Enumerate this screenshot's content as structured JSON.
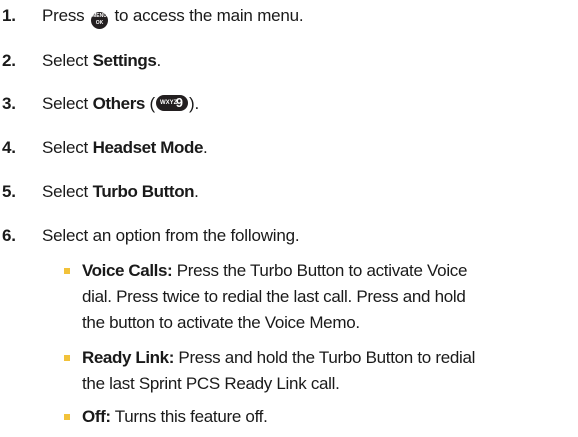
{
  "steps": [
    {
      "num": "1.",
      "pre": "Press",
      "icon": "menu-ok-key-icon",
      "post": "to access the main menu."
    },
    {
      "num": "2.",
      "pre": "Select",
      "bold": "Settings",
      "post": "."
    },
    {
      "num": "3.",
      "pre": "Select",
      "bold": "Others",
      "open": "(",
      "key": {
        "letters": "WXYZ",
        "digit": "9"
      },
      "close": ")."
    },
    {
      "num": "4.",
      "pre": "Select",
      "bold": "Headset Mode",
      "post": "."
    },
    {
      "num": "5.",
      "pre": "Select",
      "bold": "Turbo Button",
      "post": "."
    },
    {
      "num": "6.",
      "text": "Select an option from the following."
    }
  ],
  "menu_key": {
    "line1": "MENU",
    "line2": "OK"
  },
  "options": [
    {
      "label": "Voice Calls:",
      "lines": [
        "Press the Turbo Button to activate Voice",
        "dial. Press twice to redial the last call. Press and hold",
        "the button to activate the Voice Memo."
      ]
    },
    {
      "label": "Ready Link:",
      "lines": [
        "Press and hold the Turbo Button to redial",
        "the last Sprint PCS Ready Link call."
      ]
    },
    {
      "label": "Off:",
      "lines": [
        "Turns this feature off."
      ]
    }
  ],
  "colors": {
    "text": "#1a1a1a",
    "bullet": "#f2c23a",
    "key": "#231f20"
  }
}
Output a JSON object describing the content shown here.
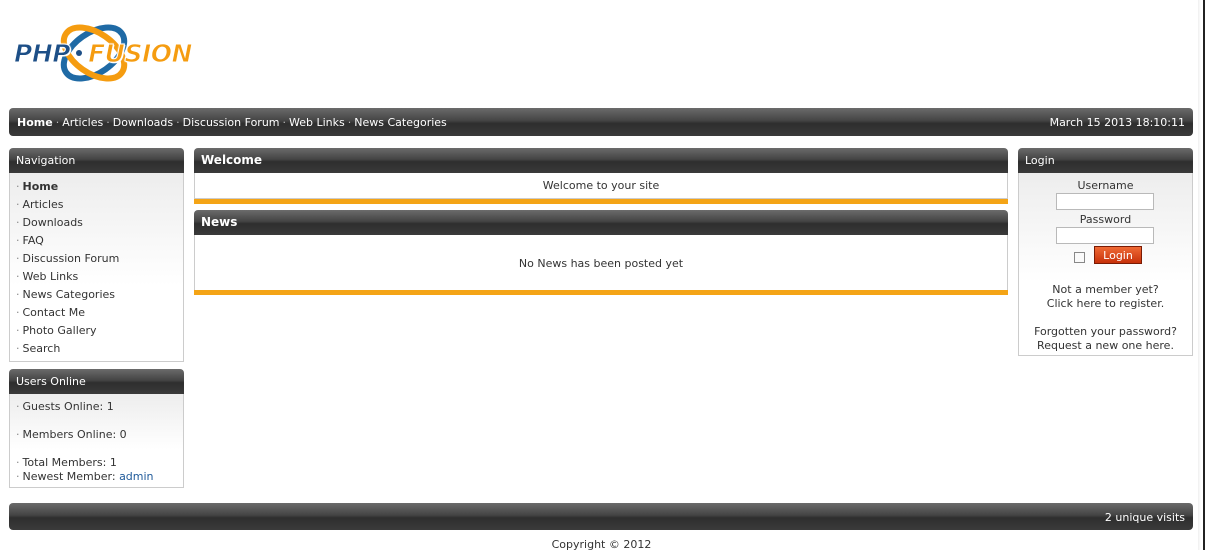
{
  "logo": {
    "part1": "PHP",
    "part2": "FUSION"
  },
  "topnav": {
    "links": [
      "Home",
      "Articles",
      "Downloads",
      "Discussion Forum",
      "Web Links",
      "News Categories"
    ],
    "datetime": "March 15 2013 18:10:11"
  },
  "navigation": {
    "title": "Navigation",
    "items": [
      "Home",
      "Articles",
      "Downloads",
      "FAQ",
      "Discussion Forum",
      "Web Links",
      "News Categories",
      "Contact Me",
      "Photo Gallery",
      "Search"
    ]
  },
  "users_online": {
    "title": "Users Online",
    "guests": "Guests Online: 1",
    "members": "Members Online: 0",
    "total": "Total Members: 1",
    "newest_label": "Newest Member:",
    "newest_name": "admin"
  },
  "welcome": {
    "title": "Welcome",
    "text": "Welcome to your site"
  },
  "news": {
    "title": "News",
    "text": "No News has been posted yet"
  },
  "login": {
    "title": "Login",
    "username_label": "Username",
    "password_label": "Password",
    "button": "Login",
    "register_line1": "Not a member yet?",
    "register_line2": "Click here to register.",
    "forgot_line1": "Forgotten your password?",
    "forgot_line2": "Request a new one here."
  },
  "footer": {
    "visits": "2 unique visits",
    "copyright": "Copyright © 2012"
  },
  "colors": {
    "accent": "#f4a416",
    "link": "#1f5a9a",
    "login_button": "#e2501f"
  }
}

·····

* _PROBLEM DESCRIPTION_: Copy the entries above faithfully and omit every image.

* _EXPECTED ANSWER_:
Enumerate this screenshot's content as structured JSON.
{
  "steps": [
    {
      "num": "1.",
      "pre": "Press",
      "icon": "menu-ok-key-icon",
      "post": "to access the main menu."
    },
    {
      "num": "2.",
      "pre": "Select",
      "bold": "Settings",
      "post": "."
    },
    {
      "num": "3.",
      "pre": "Select",
      "bold": "Others",
      "open": "(",
      "key": {
        "letters": "WXYZ",
        "digit": "9"
      },
      "close": ")."
    },
    {
      "num": "4.",
      "pre": "Select",
      "bold": "Headset Mode",
      "post": "."
    },
    {
      "num": "5.",
      "pre": "Select",
      "bold": "Turbo Button",
      "post": "."
    },
    {
      "num": "6.",
      "text": "Select an option from the following."
    }
  ],
  "menu_key": {
    "line1": "MENU",
    "line2": "OK"
  },
  "options": [
    {
      "label": "Voice Calls:",
      "lines": [
        "Press the Turbo Button to activate Voice",
        "dial. Press twice to redial the last call. Press and hold",
        "the button to activate the Voice Memo."
      ]
    },
    {
      "label": "Ready Link:",
      "lines": [
        "Press and hold the Turbo Button to redial",
        "the last Sprint PCS Ready Link call."
      ]
    },
    {
      "label": "Off:",
      "lines": [
        "Turns this feature off."
      ]
    }
  ],
  "colors": {
    "text": "#1a1a1a",
    "bullet": "#f2c23a",
    "key": "#231f20"
  }
}
Output a JSON object describing the content shown here.
{
  "logo": {
    "part1": "PHP",
    "part2": "FUSION"
  },
  "topnav": {
    "links": [
      "Home",
      "Articles",
      "Downloads",
      "Discussion Forum",
      "Web Links",
      "News Categories"
    ],
    "datetime": "March 15 2013 18:10:11"
  },
  "navigation": {
    "title": "Navigation",
    "items": [
      "Home",
      "Articles",
      "Downloads",
      "FAQ",
      "Discussion Forum",
      "Web Links",
      "News Categories",
      "Contact Me",
      "Photo Gallery",
      "Search"
    ]
  },
  "users_online": {
    "title": "Users Online",
    "guests": "Guests Online: 1",
    "members": "Members Online: 0",
    "total": "Total Members: 1",
    "newest_label": "Newest Member:",
    "newest_name": "admin"
  },
  "welcome": {
    "title": "Welcome",
    "text": "Welcome to your site"
  },
  "news": {
    "title": "News",
    "text": "No News has been posted yet"
  },
  "login": {
    "title": "Login",
    "username_label": "Username",
    "password_label": "Password",
    "button": "Login",
    "register_line1": "Not a member yet?",
    "register_line2": "Click here to register.",
    "forgot_line1": "Forgotten your password?",
    "forgot_line2": "Request a new one here."
  },
  "footer": {
    "visits": "2 unique visits",
    "copyright": "Copyright © 2012"
  },
  "colors": {
    "accent": "#f4a416",
    "link": "#1f5a9a",
    "login_button": "#e2501f"
  }
}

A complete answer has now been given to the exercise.